## Direction
Identify each line holding the string "private" and copy it.

## Data section
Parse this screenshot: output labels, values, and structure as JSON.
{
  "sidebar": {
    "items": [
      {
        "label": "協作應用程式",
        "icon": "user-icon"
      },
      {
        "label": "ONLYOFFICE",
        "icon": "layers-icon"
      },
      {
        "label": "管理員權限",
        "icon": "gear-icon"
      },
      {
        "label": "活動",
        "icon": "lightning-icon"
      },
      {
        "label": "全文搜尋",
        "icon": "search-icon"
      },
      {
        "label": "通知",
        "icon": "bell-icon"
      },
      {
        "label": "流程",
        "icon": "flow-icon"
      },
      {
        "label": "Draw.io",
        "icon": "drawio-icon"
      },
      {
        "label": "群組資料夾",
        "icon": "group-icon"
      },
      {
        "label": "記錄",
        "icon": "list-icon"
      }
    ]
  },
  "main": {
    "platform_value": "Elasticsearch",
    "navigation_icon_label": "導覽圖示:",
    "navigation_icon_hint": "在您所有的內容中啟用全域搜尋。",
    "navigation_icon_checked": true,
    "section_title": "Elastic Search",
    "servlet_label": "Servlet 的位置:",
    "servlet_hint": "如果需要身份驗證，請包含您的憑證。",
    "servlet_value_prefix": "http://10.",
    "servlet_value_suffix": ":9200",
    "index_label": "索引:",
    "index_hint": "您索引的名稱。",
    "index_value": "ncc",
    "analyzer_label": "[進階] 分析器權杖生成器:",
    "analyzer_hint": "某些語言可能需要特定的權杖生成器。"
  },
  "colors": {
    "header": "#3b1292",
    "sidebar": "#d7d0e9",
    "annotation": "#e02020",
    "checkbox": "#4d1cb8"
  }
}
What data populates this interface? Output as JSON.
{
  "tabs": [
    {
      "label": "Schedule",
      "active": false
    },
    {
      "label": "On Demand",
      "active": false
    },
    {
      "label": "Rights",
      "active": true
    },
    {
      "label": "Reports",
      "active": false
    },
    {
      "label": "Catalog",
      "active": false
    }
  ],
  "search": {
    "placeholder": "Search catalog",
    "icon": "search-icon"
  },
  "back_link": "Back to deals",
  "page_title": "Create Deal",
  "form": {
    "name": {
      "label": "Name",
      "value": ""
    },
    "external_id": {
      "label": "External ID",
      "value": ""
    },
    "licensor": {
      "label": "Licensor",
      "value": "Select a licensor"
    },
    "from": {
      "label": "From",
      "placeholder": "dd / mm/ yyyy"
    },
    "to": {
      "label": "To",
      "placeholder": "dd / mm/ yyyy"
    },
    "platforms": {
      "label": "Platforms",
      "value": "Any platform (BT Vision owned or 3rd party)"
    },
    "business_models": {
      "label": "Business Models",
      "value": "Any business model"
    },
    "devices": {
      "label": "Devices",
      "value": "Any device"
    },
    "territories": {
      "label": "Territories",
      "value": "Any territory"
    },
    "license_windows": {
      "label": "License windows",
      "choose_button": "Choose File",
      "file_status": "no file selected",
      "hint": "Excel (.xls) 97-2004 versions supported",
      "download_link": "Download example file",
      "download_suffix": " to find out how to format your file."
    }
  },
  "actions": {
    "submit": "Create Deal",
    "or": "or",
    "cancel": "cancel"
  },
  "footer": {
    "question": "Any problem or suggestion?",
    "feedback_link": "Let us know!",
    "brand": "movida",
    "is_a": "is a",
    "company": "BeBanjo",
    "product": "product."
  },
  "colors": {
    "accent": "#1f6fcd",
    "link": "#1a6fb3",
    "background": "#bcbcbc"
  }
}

--

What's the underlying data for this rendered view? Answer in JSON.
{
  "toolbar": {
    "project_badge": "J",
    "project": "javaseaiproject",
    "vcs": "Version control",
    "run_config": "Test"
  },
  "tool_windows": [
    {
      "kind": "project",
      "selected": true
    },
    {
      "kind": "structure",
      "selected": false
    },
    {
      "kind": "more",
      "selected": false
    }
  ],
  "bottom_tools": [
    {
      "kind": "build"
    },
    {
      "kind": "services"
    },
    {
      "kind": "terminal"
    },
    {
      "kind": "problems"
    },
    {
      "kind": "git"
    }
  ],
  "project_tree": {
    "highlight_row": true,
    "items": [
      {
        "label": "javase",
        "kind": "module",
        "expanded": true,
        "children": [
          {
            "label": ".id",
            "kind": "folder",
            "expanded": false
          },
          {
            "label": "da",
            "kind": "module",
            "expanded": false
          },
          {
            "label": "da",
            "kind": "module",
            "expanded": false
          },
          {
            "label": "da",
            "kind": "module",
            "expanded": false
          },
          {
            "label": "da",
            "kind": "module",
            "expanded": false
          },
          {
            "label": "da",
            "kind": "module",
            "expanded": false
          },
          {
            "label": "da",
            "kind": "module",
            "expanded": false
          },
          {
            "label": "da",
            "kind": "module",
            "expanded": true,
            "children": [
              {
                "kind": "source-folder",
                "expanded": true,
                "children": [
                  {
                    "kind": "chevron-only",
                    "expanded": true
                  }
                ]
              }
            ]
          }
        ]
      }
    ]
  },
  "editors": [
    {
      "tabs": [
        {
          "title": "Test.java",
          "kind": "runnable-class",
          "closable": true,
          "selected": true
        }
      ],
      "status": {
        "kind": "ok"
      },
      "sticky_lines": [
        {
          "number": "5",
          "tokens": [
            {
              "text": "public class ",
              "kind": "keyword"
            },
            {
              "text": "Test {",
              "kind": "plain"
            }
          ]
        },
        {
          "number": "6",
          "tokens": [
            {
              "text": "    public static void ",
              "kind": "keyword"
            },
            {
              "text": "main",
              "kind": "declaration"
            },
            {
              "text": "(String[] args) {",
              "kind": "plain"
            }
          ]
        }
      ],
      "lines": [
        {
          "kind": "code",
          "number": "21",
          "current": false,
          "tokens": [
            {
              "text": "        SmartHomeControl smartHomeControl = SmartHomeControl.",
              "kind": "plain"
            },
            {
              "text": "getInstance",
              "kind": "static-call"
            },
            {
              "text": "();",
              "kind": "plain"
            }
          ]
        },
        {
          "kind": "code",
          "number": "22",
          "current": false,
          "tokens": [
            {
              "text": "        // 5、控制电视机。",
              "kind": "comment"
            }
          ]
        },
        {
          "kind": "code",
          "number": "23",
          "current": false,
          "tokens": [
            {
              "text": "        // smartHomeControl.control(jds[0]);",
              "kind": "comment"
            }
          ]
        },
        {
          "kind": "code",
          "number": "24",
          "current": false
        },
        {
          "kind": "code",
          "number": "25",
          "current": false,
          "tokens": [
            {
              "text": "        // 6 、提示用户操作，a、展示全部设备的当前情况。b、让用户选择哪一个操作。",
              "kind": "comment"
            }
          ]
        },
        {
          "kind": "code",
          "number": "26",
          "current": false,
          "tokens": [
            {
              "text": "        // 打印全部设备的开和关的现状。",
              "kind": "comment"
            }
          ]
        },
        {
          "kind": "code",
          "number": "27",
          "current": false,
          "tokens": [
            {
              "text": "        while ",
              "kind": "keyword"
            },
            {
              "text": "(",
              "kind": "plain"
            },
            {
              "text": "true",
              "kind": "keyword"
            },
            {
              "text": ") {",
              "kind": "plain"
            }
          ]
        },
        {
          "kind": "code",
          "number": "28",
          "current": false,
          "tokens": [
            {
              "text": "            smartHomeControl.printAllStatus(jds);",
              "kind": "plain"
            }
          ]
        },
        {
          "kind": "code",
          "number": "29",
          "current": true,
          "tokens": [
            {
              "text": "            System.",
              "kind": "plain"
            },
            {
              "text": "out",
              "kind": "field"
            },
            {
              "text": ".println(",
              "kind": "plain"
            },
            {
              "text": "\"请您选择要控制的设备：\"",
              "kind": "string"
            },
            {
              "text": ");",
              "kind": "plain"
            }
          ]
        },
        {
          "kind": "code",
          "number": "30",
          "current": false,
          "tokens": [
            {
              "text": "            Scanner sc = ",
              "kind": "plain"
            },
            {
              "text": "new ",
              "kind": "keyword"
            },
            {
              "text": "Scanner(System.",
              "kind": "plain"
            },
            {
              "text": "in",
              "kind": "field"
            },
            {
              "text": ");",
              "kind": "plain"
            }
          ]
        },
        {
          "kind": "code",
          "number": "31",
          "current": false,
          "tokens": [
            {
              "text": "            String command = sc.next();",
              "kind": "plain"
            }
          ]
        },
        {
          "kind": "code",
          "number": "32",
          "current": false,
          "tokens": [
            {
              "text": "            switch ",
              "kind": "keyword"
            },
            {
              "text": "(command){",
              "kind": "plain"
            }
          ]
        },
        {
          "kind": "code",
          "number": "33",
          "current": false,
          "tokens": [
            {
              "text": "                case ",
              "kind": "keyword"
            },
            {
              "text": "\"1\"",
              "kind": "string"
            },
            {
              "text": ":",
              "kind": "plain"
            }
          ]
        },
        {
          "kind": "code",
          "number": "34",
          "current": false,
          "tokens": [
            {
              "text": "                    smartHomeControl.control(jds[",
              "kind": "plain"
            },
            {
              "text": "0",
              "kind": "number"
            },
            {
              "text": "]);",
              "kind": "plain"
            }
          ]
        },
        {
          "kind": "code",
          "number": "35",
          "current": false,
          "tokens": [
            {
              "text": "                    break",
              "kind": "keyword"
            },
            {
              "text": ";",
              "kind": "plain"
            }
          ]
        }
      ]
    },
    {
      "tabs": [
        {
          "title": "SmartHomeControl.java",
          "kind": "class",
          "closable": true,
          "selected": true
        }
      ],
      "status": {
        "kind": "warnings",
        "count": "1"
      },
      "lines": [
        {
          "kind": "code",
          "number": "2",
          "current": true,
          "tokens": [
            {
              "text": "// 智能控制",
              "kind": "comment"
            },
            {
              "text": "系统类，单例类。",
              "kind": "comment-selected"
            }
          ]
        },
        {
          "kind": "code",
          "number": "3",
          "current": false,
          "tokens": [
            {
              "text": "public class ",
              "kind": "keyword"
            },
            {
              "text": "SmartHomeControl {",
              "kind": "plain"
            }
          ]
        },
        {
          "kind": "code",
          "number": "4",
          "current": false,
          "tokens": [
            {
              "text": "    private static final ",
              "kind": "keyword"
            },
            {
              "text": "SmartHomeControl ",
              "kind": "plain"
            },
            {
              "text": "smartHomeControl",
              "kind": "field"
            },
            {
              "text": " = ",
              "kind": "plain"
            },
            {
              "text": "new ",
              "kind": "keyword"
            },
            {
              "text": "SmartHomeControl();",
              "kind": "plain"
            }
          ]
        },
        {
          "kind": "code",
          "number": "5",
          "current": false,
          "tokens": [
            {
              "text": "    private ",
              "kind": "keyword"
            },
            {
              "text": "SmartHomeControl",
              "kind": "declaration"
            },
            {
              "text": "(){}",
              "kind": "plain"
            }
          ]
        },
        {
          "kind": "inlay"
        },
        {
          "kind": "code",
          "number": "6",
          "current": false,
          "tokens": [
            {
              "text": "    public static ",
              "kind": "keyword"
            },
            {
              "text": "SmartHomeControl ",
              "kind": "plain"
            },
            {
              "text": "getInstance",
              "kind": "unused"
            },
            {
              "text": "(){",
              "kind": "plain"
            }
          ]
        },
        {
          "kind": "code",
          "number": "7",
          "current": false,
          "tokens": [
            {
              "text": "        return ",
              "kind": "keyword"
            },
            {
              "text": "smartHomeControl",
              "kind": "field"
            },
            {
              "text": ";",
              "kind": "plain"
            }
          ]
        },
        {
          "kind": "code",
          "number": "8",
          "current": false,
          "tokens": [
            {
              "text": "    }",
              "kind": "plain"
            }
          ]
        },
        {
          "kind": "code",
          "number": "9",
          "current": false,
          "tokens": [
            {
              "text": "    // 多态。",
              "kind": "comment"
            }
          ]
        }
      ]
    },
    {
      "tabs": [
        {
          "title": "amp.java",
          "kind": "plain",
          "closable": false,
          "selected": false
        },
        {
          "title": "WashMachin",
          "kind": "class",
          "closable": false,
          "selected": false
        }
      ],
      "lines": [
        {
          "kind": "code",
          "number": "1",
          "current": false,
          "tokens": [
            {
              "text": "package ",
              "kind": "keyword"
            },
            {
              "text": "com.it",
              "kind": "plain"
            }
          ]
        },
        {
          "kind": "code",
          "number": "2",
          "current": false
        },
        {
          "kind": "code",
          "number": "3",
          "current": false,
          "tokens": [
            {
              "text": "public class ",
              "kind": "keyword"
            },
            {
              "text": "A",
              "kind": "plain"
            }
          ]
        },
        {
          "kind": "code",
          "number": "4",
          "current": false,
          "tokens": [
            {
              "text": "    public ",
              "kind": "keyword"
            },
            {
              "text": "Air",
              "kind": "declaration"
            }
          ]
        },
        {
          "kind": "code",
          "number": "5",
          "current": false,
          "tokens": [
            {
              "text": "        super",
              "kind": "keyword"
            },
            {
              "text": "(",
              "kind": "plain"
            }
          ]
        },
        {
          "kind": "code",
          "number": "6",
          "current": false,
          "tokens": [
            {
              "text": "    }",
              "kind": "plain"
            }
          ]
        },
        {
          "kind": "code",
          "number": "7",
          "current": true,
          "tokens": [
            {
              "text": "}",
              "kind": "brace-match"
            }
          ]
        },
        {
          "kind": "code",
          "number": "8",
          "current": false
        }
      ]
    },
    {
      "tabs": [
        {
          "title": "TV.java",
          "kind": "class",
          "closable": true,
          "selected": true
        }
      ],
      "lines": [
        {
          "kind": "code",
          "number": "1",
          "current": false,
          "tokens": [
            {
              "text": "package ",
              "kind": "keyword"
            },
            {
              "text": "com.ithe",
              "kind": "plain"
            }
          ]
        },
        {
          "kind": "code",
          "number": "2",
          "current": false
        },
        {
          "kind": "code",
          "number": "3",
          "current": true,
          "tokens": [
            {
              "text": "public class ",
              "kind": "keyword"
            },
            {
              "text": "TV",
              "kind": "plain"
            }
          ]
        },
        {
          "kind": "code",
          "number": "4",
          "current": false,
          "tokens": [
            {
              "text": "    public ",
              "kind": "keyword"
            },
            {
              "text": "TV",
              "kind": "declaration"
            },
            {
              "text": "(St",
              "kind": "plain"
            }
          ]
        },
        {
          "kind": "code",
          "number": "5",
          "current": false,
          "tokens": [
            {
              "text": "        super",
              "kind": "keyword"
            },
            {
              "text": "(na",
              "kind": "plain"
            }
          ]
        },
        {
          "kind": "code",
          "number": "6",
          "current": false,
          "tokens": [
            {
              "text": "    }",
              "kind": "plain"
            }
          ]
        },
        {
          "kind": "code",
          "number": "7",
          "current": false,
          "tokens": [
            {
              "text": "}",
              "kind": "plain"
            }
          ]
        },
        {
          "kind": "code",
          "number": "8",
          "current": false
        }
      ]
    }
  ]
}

## Exercise response
              "text": "    private static final ",
              "text": "    private ",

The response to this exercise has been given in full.